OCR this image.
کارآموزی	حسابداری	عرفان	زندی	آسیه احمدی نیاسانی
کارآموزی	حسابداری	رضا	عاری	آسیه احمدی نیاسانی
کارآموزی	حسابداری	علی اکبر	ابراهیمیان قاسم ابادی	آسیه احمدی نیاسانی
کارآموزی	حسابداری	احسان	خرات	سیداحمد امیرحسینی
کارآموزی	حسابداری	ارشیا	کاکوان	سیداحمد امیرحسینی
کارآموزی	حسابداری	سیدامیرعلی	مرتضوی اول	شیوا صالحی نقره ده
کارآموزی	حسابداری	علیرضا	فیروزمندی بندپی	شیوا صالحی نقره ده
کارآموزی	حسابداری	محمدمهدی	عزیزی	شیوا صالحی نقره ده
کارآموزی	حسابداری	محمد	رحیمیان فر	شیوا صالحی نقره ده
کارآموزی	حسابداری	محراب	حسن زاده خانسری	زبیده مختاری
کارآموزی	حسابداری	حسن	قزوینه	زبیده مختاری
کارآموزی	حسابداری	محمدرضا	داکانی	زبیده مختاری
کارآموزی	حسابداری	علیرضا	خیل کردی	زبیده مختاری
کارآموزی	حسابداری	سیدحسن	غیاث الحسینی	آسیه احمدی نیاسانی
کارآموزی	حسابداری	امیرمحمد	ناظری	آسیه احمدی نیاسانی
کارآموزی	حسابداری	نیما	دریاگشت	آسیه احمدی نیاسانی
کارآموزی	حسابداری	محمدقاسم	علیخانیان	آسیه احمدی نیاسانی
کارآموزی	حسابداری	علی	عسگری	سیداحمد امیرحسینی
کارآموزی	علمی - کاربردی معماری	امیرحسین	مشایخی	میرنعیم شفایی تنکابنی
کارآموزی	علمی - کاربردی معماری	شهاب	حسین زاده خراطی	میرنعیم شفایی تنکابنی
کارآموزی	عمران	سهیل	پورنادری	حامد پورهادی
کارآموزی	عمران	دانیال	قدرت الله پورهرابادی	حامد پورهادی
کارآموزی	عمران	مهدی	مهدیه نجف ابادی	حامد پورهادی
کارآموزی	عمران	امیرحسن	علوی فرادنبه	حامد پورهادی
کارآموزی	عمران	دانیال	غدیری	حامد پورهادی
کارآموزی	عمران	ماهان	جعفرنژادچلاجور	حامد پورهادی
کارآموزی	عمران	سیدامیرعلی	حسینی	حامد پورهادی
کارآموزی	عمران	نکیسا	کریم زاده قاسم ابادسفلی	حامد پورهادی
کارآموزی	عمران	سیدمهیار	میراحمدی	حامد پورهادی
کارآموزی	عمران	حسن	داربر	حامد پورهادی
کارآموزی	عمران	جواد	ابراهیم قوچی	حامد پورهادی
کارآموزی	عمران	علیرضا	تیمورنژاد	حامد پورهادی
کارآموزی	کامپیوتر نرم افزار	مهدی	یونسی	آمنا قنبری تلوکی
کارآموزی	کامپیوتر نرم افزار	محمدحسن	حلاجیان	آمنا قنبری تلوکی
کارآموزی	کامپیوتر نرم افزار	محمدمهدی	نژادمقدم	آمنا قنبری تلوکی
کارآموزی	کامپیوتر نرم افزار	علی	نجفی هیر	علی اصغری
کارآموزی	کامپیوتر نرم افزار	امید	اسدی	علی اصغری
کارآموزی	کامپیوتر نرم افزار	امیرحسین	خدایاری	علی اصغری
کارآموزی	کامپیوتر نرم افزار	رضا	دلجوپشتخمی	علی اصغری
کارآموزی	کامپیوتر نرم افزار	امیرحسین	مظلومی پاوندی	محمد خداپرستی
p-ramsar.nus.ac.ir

------------------------

* Direction *
Repeat every record exactly as written, please.

* Result below *
OCR this image.
کارآموزی	حسابداری	عرفان	زندی	آسیه احمدی نیاسانی
کارآموزی	حسابداری	رضا	عاری	آسیه احمدی نیاسانی
کارآموزی	حسابداری	علی اکبر	ابراهیمیان قاسم ابادی	آسیه احمدی نیاسانی
کارآموزی	حسابداری	احسان	خرات	سیداحمد امیرحسینی
کارآموزی	حسابداری	ارشیا	کاکوان	سیداحمد امیرحسینی
کارآموزی	حسابداری	سیدامیرعلی	مرتضوی اول	شیوا صالحی نقره ده
کارآموزی	حسابداری	علیرضا	فیروزمندی بندپی	شیوا صالحی نقره ده
کارآموزی	حسابداری	محمدمهدی	عزیزی	شیوا صالحی نقره ده
کارآموزی	حسابداری	محمد	رحیمیان فر	شیوا صالحی نقره ده
کارآموزی	حسابداری	محراب	حسن زاده خانسری	زبیده مختاری
کارآموزی	حسابداری	حسن	قزوینه	زبیده مختاری
کارآموزی	حسابداری	محمدرضا	داکانی	زبیده مختاری
کارآموزی	حسابداری	علیرضا	خیل کردی	زبیده مختاری
کارآموزی	حسابداری	سیدحسن	غیاث الحسینی	آسیه احمدی نیاسانی
کارآموزی	حسابداری	امیرمحمد	ناظری	آسیه احمدی نیاسانی
کارآموزی	حسابداری	نیما	دریاگشت	آسیه احمدی نیاسانی
کارآموزی	حسابداری	محمدقاسم	علیخانیان	آسیه احمدی نیاسانی
کارآموزی	حسابداری	علی	عسگری	سیداحمد امیرحسینی
کارآموزی	علمی - کاربردی معماری	امیرحسین	مشایخی	میرنعیم شفایی تنکابنی
کارآموزی	علمی - کاربردی معماری	شهاب	حسین زاده خراطی	میرنعیم شفایی تنکابنی
کارآموزی	عمران	سهیل	پورنادری	حامد پورهادی
کارآموزی	عمران	دانیال	قدرت الله پورهرابادی	حامد پورهادی
کارآموزی	عمران	مهدی	مهدیه نجف ابادی	حامد پورهادی
کارآموزی	عمران	امیرحسن	علوی فرادنبه	حامد پورهادی
کارآموزی	عمران	دانیال	غدیری	حامد پورهادی
کارآموزی	عمران	ماهان	جعفرنژادچلاجور	حامد پورهادی
کارآموزی	عمران	سیدامیرعلی	حسینی	حامد پورهادی
کارآموزی	عمران	نکیسا	کریم زاده قاسم ابادسفلی	حامد پورهادی
کارآموزی	عمران	سیدمهیار	میراحمدی	حامد پورهادی
کارآموزی	عمران	حسن	داربر	حامد پورهادی
کارآموزی	عمران	جواد	ابراهیم قوچی	حامد پورهادی
کارآموزی	عمران	علیرضا	تیمورنژاد	حامد پورهادی
کارآموزی	کامپیوتر نرم افزار	مهدی	یونسی	آمنا قنبری تلوکی
کارآموزی	کامپیوتر نرم افزار	محمدحسن	حلاجیان	آمنا قنبری تلوکی
کارآموزی	کامپیوتر نرم افزار	محمدمهدی	نژادمقدم	آمنا قنبری تلوکی
کارآموزی	کامپیوتر نرم افزار	علی	نجفی هیر	علی اصغری
کارآموزی	کامپیوتر نرم افزار	امید	اسدی	علی اصغری
کارآموزی	کامپیوتر نرم افزار	امیرحسین	خدایاری	علی اصغری
کارآموزی	کامپیوتر نرم افزار	رضا	دلجوپشتخمی	علی اصغری
کارآموزی	کامپیوتر نرم افزار	امیرحسین	مظلومی پاوندی	محمد خداپرستی
p-ramsar.nus.ac.ir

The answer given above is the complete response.